- [Given task]: Please say how many lines of the listing hold "hinten", with no other words in the answer.

- [Data entries]:
▶
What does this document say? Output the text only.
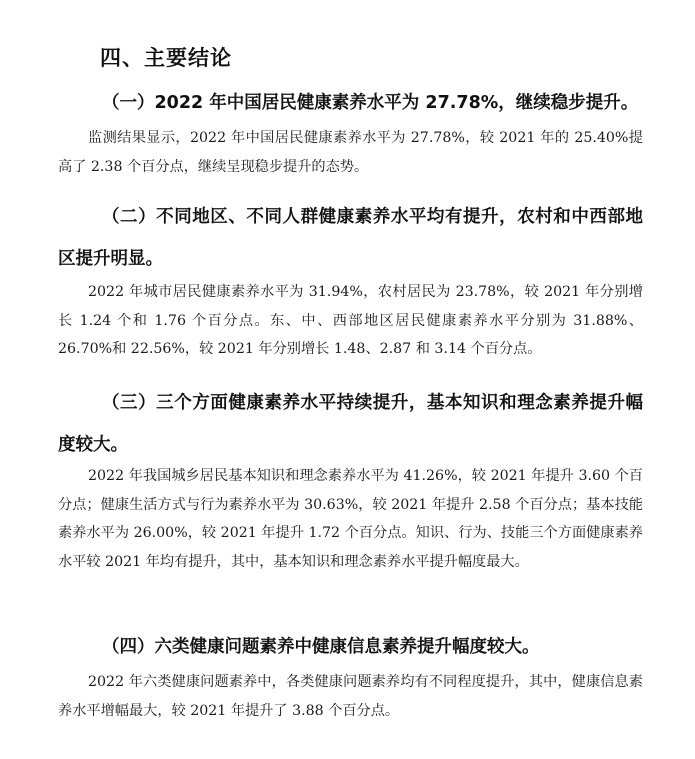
四、主要结论
（一）2022 年中国居民健康素养水平为 27.78%，继续稳步提升。

监测结果显示，2022 年中国居民健康素养水平为 27.78%，较 2021 年的 25.40%提高了 2.38 个百分点，继续呈现稳步提升的态势。

（二）不同地区、不同人群健康素养水平均有提升，农村和中西部地区提升明显。

2022 年城市居民健康素养水平为 31.94%，农村居民为 23.78%，较 2021 年分别增长 1.24 个和 1.76 个百分点。东、中、西部地区居民健康素养水平分别为 31.88%、26.70%和 22.56%，较 2021 年分别增长 1.48、2.87 和 3.14 个百分点。

（三）三个方面健康素养水平持续提升，基本知识和理念素养提升幅度较大。

2022 年我国城乡居民基本知识和理念素养水平为 41.26%，较 2021 年提升 3.60 个百分点；健康生活方式与行为素养水平为 30.63%，较 2021 年提升 2.58 个百分点；基本技能素养水平为 26.00%，较 2021 年提升 1.72 个百分点。知识、行为、技能三个方面健康素养水平较 2021 年均有提升，其中，基本知识和理念素养水平提升幅度最大。

（四）六类健康问题素养中健康信息素养提升幅度较大。

2022 年六类健康问题素养中，各类健康问题素养均有不同程度提升，其中，健康信息素养水平增幅最大，较 2021 年提升了 3.88 个百分点。
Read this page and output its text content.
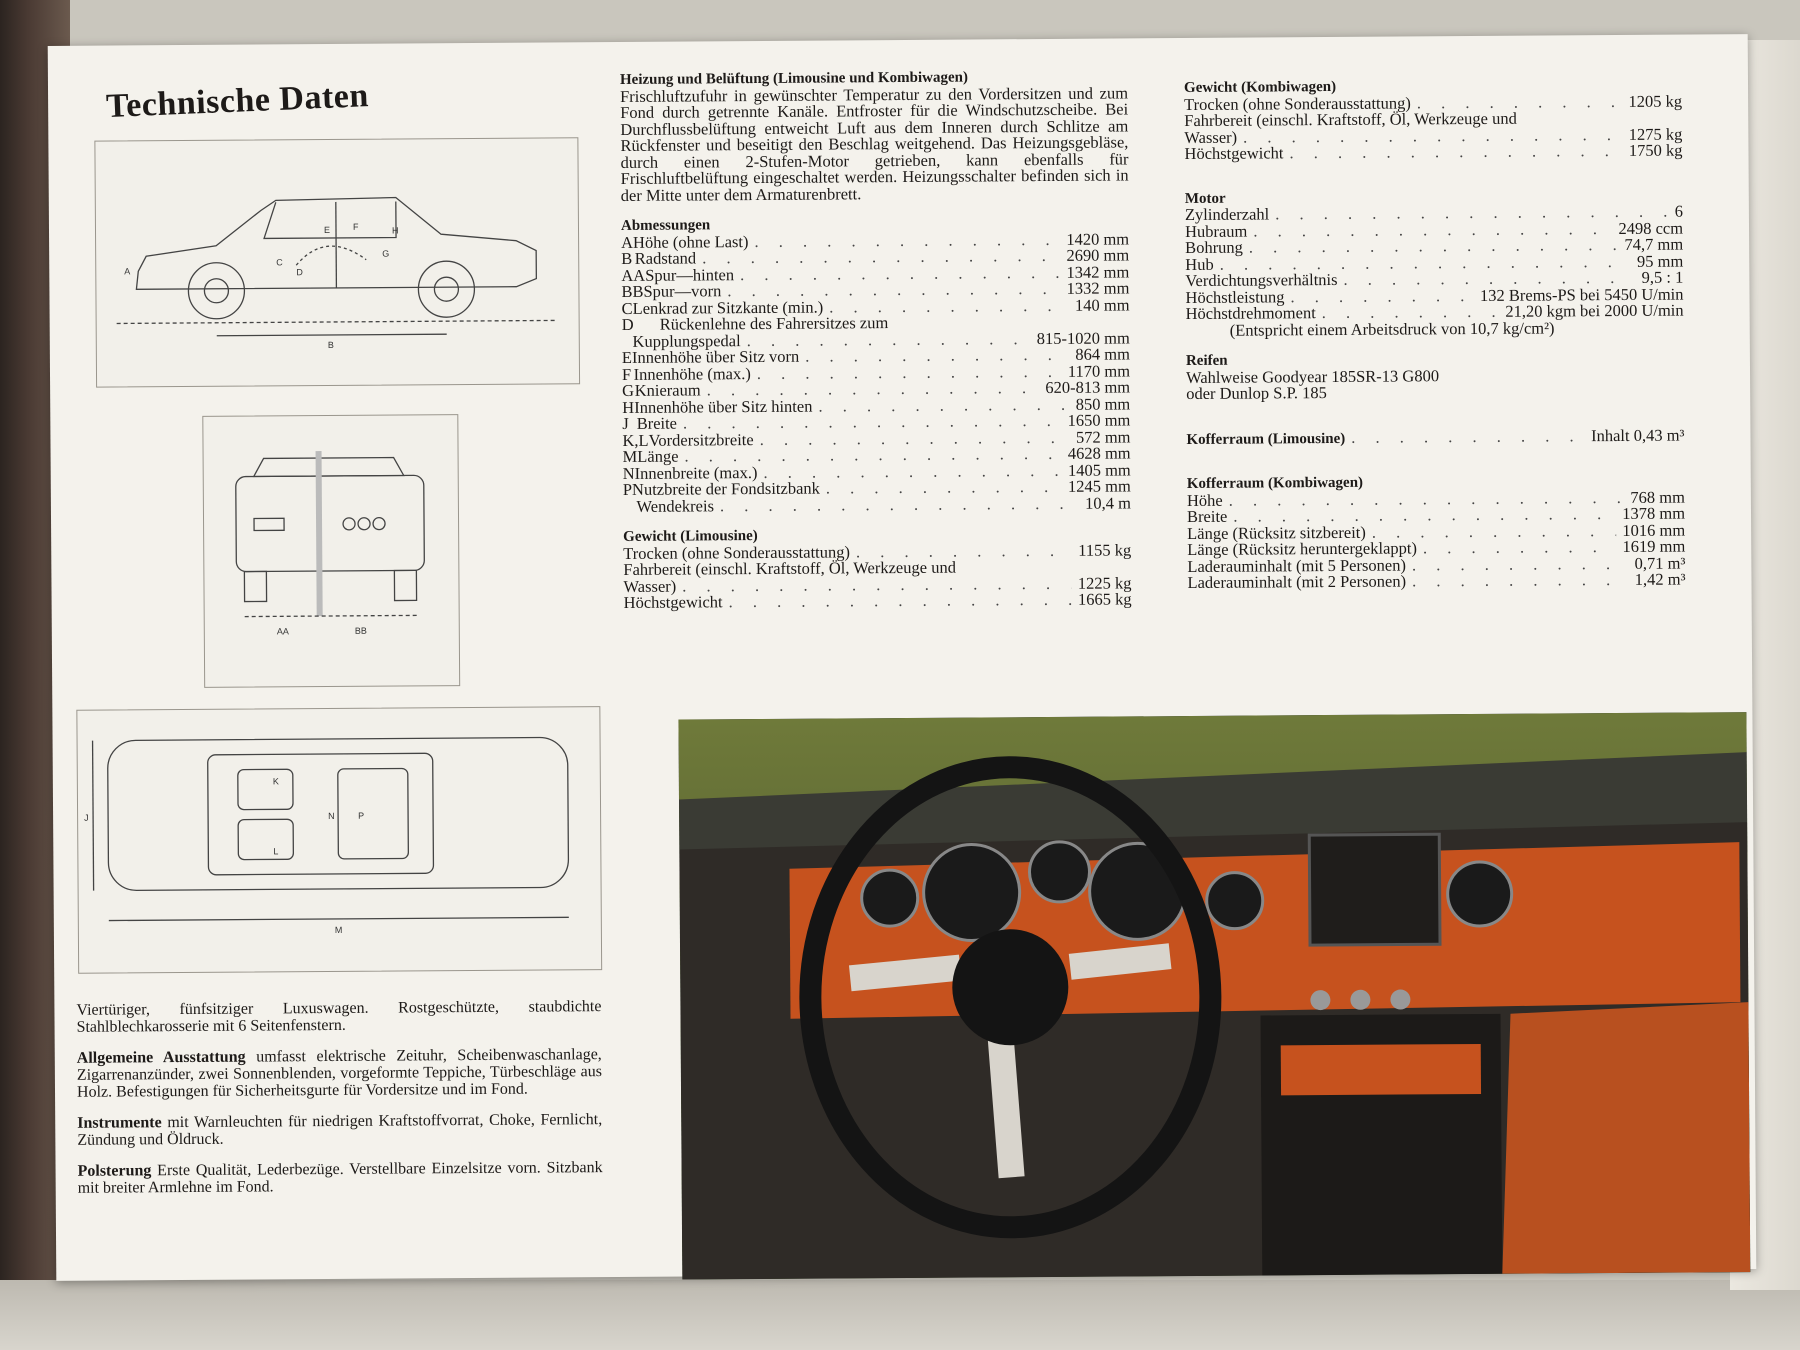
Technische Daten
A
B
C
D
E	F
G
H
AA	BB
J
K
L
M
N	P

Viertüriger, fünfsitziger Luxuswagen. Rostgeschützte, staubdichte Stahlblechkarosserie mit 6 Seitenfenstern.

Allgemeine Ausstattung umfasst elektrische Zeituhr, Scheibenwaschanlage, Zigarrenanzünder, zwei Sonnenblenden, vorgeformte Teppiche, Türbeschläge aus Holz. Befestigungen für Sicherheitsgurte für Vordersitze und im Fond.

Instrumente mit Warnleuchten für niedrigen Kraftstoffvorrat, Choke, Fernlicht, Zündung und Öldruck.

Polsterung Erste Qualität, Lederbezüge. Verstellbare Einzelsitze vorn. Sitzbank mit breiter Armlehne im Fond.

Heizung und Belüftung (Limousine und Kombiwagen)
Frischluftzufuhr in gewünschter Temperatur zu den Vordersitzen und zum Fond durch getrennte Kanäle. Entfroster für die Windschutzscheibe. Bei Durchflussbelüftung entweicht Luft aus dem Inneren durch Schlitze am Rückfenster und beseitigt den Beschlag weitgehend. Das Heizungsgebläse, durch einen 2-Stufen-Motor getrieben, kann ebenfalls für Frischluftbelüftung eingeschaltet werden. Heizungsschalter befinden sich in der Mitte unter dem Armaturenbrett.
Abmessungen
A Höhe (ohne Last) . . .	1420 mm
B Radstand . . .	2690 mm
AA Spur—hinten . . .	1342 mm
BB Spur—vorn . . .	1332 mm
C Lenkrad zur Sitzkante (min.) . . .	140 mm
D	Rückenlehne des Fahrersitzes zum
Kupplungspedal . . .	815-1020 mm
E Innenhöhe über Sitz vorn . . .	864 mm
F Innenhöhe (max.) . . .	1170 mm
G Knieraum . . .	620-813 mm
H Innenhöhe über Sitz hinten . . .	850 mm
J Breite . . .	1650 mm
K,L Vordersitzbreite . . .	572 mm
M Länge . . .	4628 mm
N Innenbreite (max.) . . .	1405 mm
P Nutzbreite der Fondsitzbank . . .	1245 mm
Wendekreis . . .	10,4 m
Gewicht (Limousine)
Trocken (ohne Sonderausstattung) . . .	1155 kg
Fahrbereit (einschl. Kraftstoff, Öl, Werkzeuge und
Wasser) . . .	1225 kg
Höchstgewicht . . .	1665 kg
Gewicht (Kombiwagen)
Trocken (ohne Sonderausstattung) . . .	1205 kg
Fahrbereit (einschl. Kraftstoff, Öl, Werkzeuge und
Wasser) . . .	1275 kg
Höchstgewicht . . .	1750 kg
Motor
Zylinderzahl . . .	6
Hubraum . . .	2498 ccm
Bohrung . . .	74,7 mm
Hub . . .	95 mm
Verdichtungsverhältnis . . .	9,5 : 1
Höchstleistung . . .	132 Brems-PS bei 5450 U/min
Höchstdrehmoment . . .	21,20 kgm bei 2000 U/min
(Entspricht einem Arbeitsdruck von 10,7 kg/cm²)
Reifen
Wahlweise Goodyear 185SR-13 G800
oder Dunlop S.P. 185
Kofferraum (Limousine) . . .	Inhalt 0,43 m³
Kofferraum (Kombiwagen)
Höhe . . .	768 mm
Breite . . .	1378 mm
Länge (Rücksitz sitzbereit) . . .	1016 mm
Länge (Rücksitz heruntergeklappt) . . .	1619 mm
Laderauminhalt (mit 5 Personen) . . .	0,71 m³
Laderauminhalt (mit 2 Personen) . . .	1,42 m³
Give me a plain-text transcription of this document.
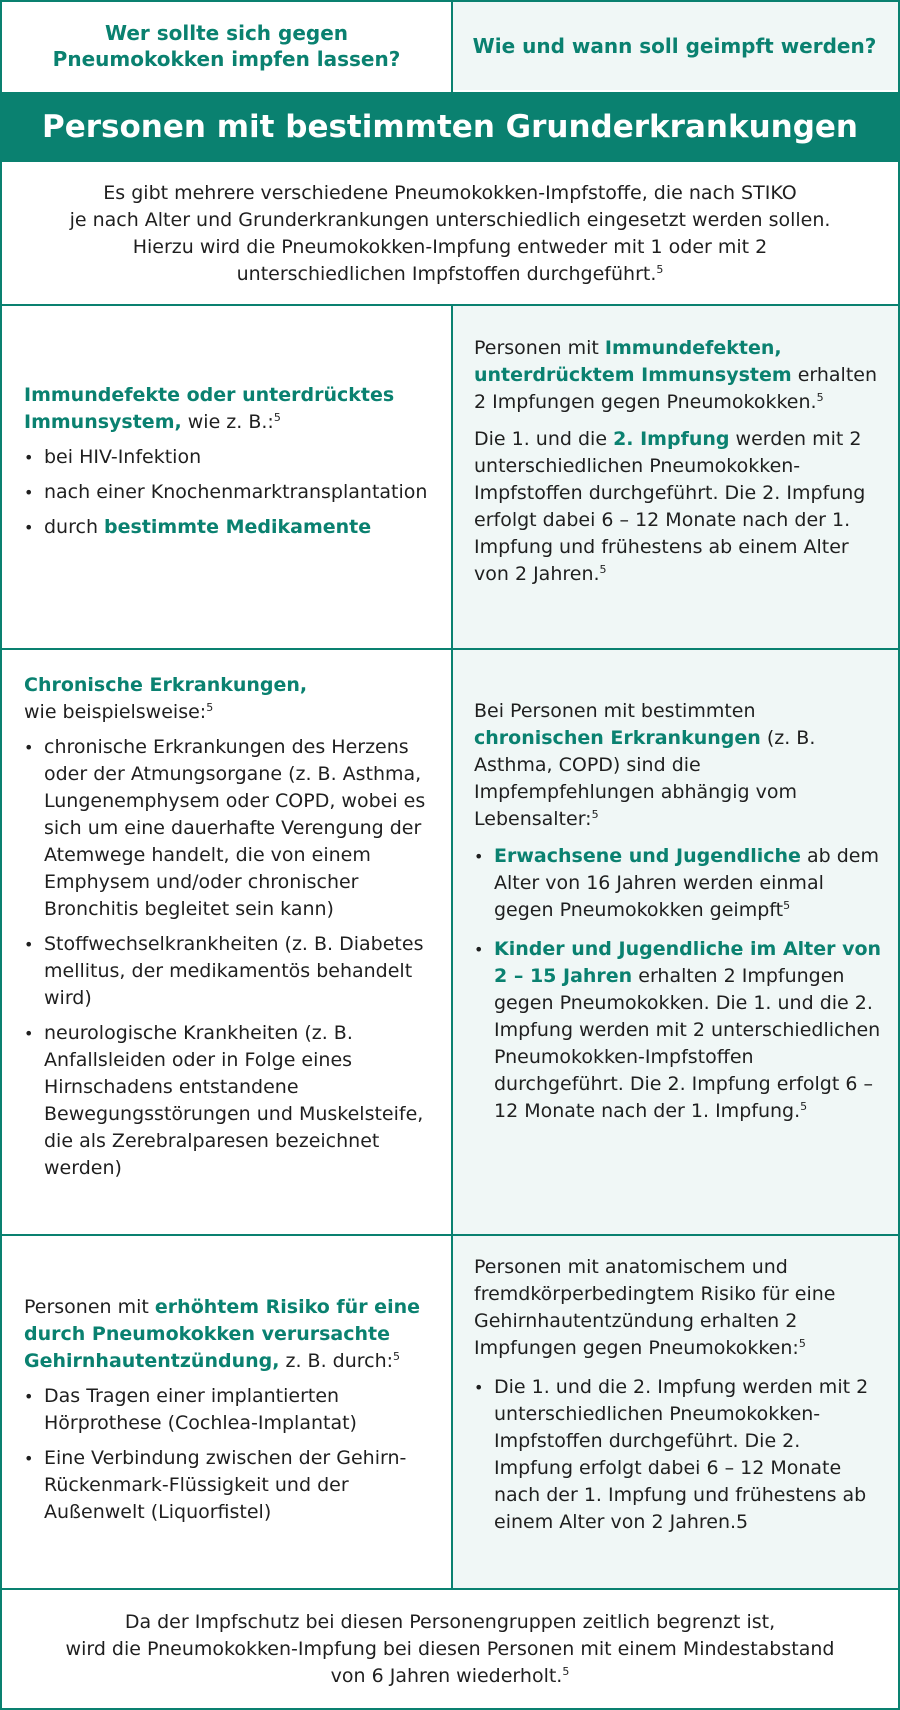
Wer sollte sich gegen Pneumokokken impfen lassen?
Wie und wann soll geimpft werden?
Personen mit bestimmten Grunderkrankungen
Es gibt mehrere verschiedene Pneumokokken-Impfstoffe, die nach STIKO
je nach Alter und Grunderkrankungen unterschiedlich eingesetzt werden sollen.
Hierzu wird die Pneumokokken-Impfung entweder mit 1 oder mit 2
unterschiedlichen Impfstoffen durchgeführt.$^5$

Immundefekte oder unterdrücktes Immunsystem, wie z. B.:$^5$

• bei HIV-Infektion
• nach einer Knochenmarktransplantation
• durch bestimmte Medikamente

Personen mit Immundefekten, unterdrücktem Immunsystem erhalten 2 Impfungen gegen Pneumokokken.$^5$

Die 1. und die 2. Impfung werden mit 2 unterschiedlichen Pneumokokken-Impfstoffen durchgeführt. Die 2. Impfung erfolgt dabei 6 – 12 Monate nach der 1. Impfung und frühestens ab einem Alter von 2 Jahren.$^5$

Chronische Erkrankungen,
wie beispielsweise:$^5$

• chronische Erkrankungen des Herzens oder der Atmungsorgane (z. B. Asthma, Lungenemphysem oder COPD, wobei es sich um eine dauerhafte Verengung der Atemwege handelt, die von einem Emphysem und/oder chronischer Bronchitis begleitet sein kann)
• Stoffwechselkrankheiten (z. B. Diabetes mellitus, der medikamentös behandelt wird)
• neurologische Krankheiten (z. B. Anfallsleiden oder in Folge eines Hirnschadens entstandene Bewegungsstörungen und Muskelsteife, die als Zerebralparesen bezeichnet werden)

Bei Personen mit bestimmten chronischen Erkrankungen (z. B. Asthma, COPD) sind die Impfempfehlungen abhängig vom Lebensalter:$^5$

• Erwachsene und Jugendliche ab dem Alter von 16 Jahren werden einmal gegen Pneumokokken geimpft$^5$
• Kinder und Jugendliche im Alter von 2 – 15 Jahren erhalten 2 Impfungen gegen Pneumokokken. Die 1. und die 2. Impfung werden mit 2 unterschiedlichen Pneumokokken-Impfstoffen durchgeführt. Die 2. Impfung erfolgt 6 – 12 Monate nach der 1. Impfung.$^5$

Personen mit erhöhtem Risiko für eine durch Pneumokokken verursachte Gehirnhautentzündung, z. B. durch:$^5$

• Das Tragen einer implantierten Hörprothese (Cochlea-Implantat)
• Eine Verbindung zwischen der Gehirn-Rückenmark-Flüssigkeit und der Außenwelt (Liquorfistel)

Personen mit anatomischem und fremdkörperbedingtem Risiko für eine Gehirnhautentzündung erhalten 2 Impfungen gegen Pneumokokken:$^5$

• Die 1. und die 2. Impfung werden mit 2 unterschiedlichen Pneumokokken-Impfstoffen durchgeführt. Die 2. Impfung erfolgt dabei 6 – 12 Monate nach der 1. Impfung und frühestens ab einem Alter von 2 Jahren.5
Da der Impfschutz bei diesen Personengruppen zeitlich begrenzt ist,
wird die Pneumokokken-Impfung bei diesen Personen mit einem Mindestabstand
von 6 Jahren wiederholt.$^5$
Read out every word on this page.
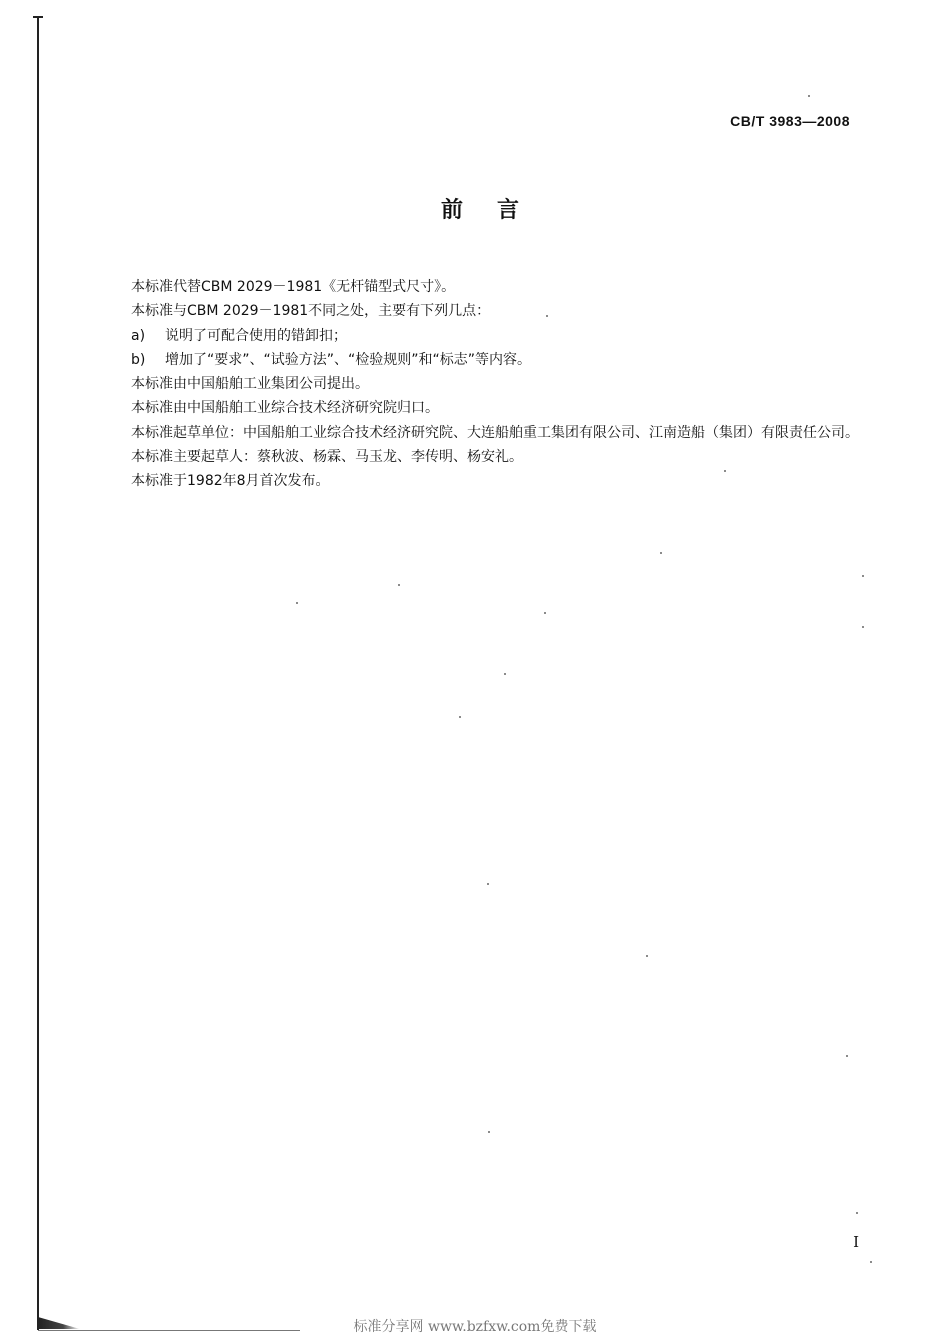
CB/T 3983—2008
前言

本标准代替CBM 2029－1981《无杆锚型式尺寸》。

本标准与CBM 2029－1981不同之处，主要有下列几点：

a)	说明了可配合使用的错卸扣；

b)	增加了“要求”、“试验方法”、“检验规则”和“标志”等内容。

本标准由中国船舶工业集团公司提出。

本标准由中国船舶工业综合技术经济研究院归口。

本标准起草单位：中国船舶工业综合技术经济研究院、大连船舶重工集团有限公司、江南造船（集团）有限责任公司。

本标准主要起草人：蔡秋波、杨霖、马玉龙、李传明、杨安礼。

本标准于1982年8月首次发布。

I
标准分享网 www.bzfxw.com免费下载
◀
- [Exercise solution]: 2